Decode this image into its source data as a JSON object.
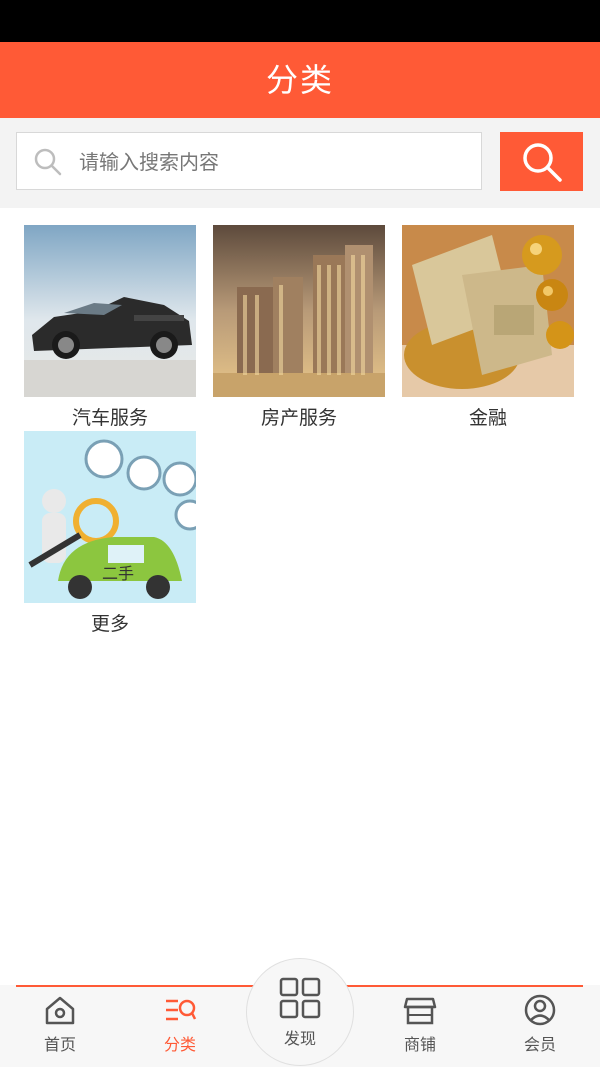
{
  "header": {
    "title": "分类"
  },
  "search": {
    "placeholder": "请输入搜索内容"
  },
  "categories": [
    {
      "label": "汽车服务",
      "icon": "car-photo"
    },
    {
      "label": "房产服务",
      "icon": "buildings-photo"
    },
    {
      "label": "金融",
      "icon": "money-photo"
    },
    {
      "label": "更多",
      "icon": "used-car-illustration"
    }
  ],
  "tabs": {
    "home": "首页",
    "category": "分类",
    "discover": "发现",
    "shop": "商铺",
    "member": "会员"
  },
  "colors": {
    "accent": "#ff5a36"
  }
}
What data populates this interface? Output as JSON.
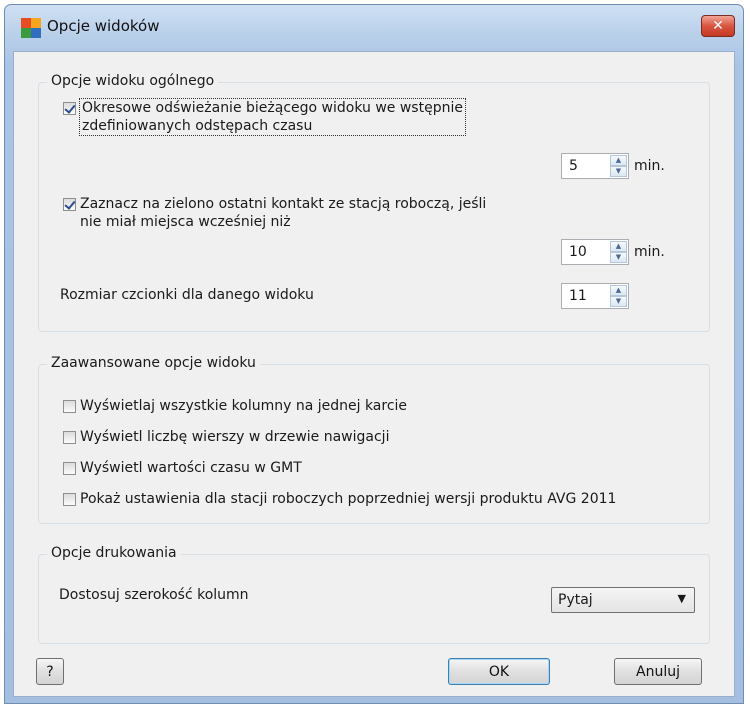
{
  "window": {
    "title": "Opcje widoków",
    "close_glyph": "✕"
  },
  "general": {
    "title": "Opcje widoku ogólnego",
    "refresh": {
      "label_line1": "Okresowe odświeżanie bieżącego widoku we wstępnie",
      "label_line2": "zdefiniowanych odstępach czasu",
      "checked": true,
      "value": "5",
      "unit": "min."
    },
    "green_mark": {
      "label_line1": "Zaznacz na zielono ostatni kontakt ze stacją roboczą, jeśli",
      "label_line2": "nie miał miejsca wcześniej niż",
      "checked": true,
      "value": "10",
      "unit": "min."
    },
    "font_size": {
      "label": "Rozmiar czcionki dla danego widoku",
      "value": "11"
    }
  },
  "advanced": {
    "title": "Zaawansowane opcje widoku",
    "options": [
      {
        "label": "Wyświetlaj wszystkie kolumny na jednej karcie",
        "checked": false
      },
      {
        "label": "Wyświetl liczbę wierszy w drzewie nawigacji",
        "checked": false
      },
      {
        "label": "Wyświetl wartości czasu w GMT",
        "checked": false
      },
      {
        "label": "Pokaż ustawienia dla stacji roboczych poprzedniej wersji produktu AVG 2011",
        "checked": false
      }
    ]
  },
  "printing": {
    "title": "Opcje drukowania",
    "column_width_label": "Dostosuj szerokość kolumn",
    "column_width_value": "Pytaj"
  },
  "buttons": {
    "help": "?",
    "ok": "OK",
    "cancel": "Anuluj"
  },
  "colors": {
    "titlebar": "#b9d0ea",
    "client": "#f0f0f0",
    "close": "#d8553f"
  }
}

_PROBLEM DETAILS_
All the material shown above is to be copied exactly, with no pictures carried over.

_EXERCISE OUTPUT_
Decode this image into its source data as a JSON object.
{
  "header": {
    "title": "分类"
  },
  "search": {
    "placeholder": "请输入搜索内容"
  },
  "categories": [
    {
      "label": "汽车服务",
      "icon": "car-photo"
    },
    {
      "label": "房产服务",
      "icon": "buildings-photo"
    },
    {
      "label": "金融",
      "icon": "money-photo"
    },
    {
      "label": "更多",
      "icon": "used-car-illustration"
    }
  ],
  "tabs": {
    "home": "首页",
    "category": "分类",
    "discover": "发现",
    "shop": "商铺",
    "member": "会员"
  },
  "colors": {
    "accent": "#ff5a36"
  }
}
What data populates this interface? Output as JSON.
{
  "window": {
    "title": "Opcje widoków",
    "close_glyph": "✕"
  },
  "general": {
    "title": "Opcje widoku ogólnego",
    "refresh": {
      "label_line1": "Okresowe odświeżanie bieżącego widoku we wstępnie",
      "label_line2": "zdefiniowanych odstępach czasu",
      "checked": true,
      "value": "5",
      "unit": "min."
    },
    "green_mark": {
      "label_line1": "Zaznacz na zielono ostatni kontakt ze stacją roboczą, jeśli",
      "label_line2": "nie miał miejsca wcześniej niż",
      "checked": true,
      "value": "10",
      "unit": "min."
    },
    "font_size": {
      "label": "Rozmiar czcionki dla danego widoku",
      "value": "11"
    }
  },
  "advanced": {
    "title": "Zaawansowane opcje widoku",
    "options": [
      {
        "label": "Wyświetlaj wszystkie kolumny na jednej karcie",
        "checked": false
      },
      {
        "label": "Wyświetl liczbę wierszy w drzewie nawigacji",
        "checked": false
      },
      {
        "label": "Wyświetl wartości czasu w GMT",
        "checked": false
      },
      {
        "label": "Pokaż ustawienia dla stacji roboczych poprzedniej wersji produktu AVG 2011",
        "checked": false
      }
    ]
  },
  "printing": {
    "title": "Opcje drukowania",
    "column_width_label": "Dostosuj szerokość kolumn",
    "column_width_value": "Pytaj"
  },
  "buttons": {
    "help": "?",
    "ok": "OK",
    "cancel": "Anuluj"
  },
  "colors": {
    "titlebar": "#b9d0ea",
    "client": "#f0f0f0",
    "close": "#d8553f"
  }
}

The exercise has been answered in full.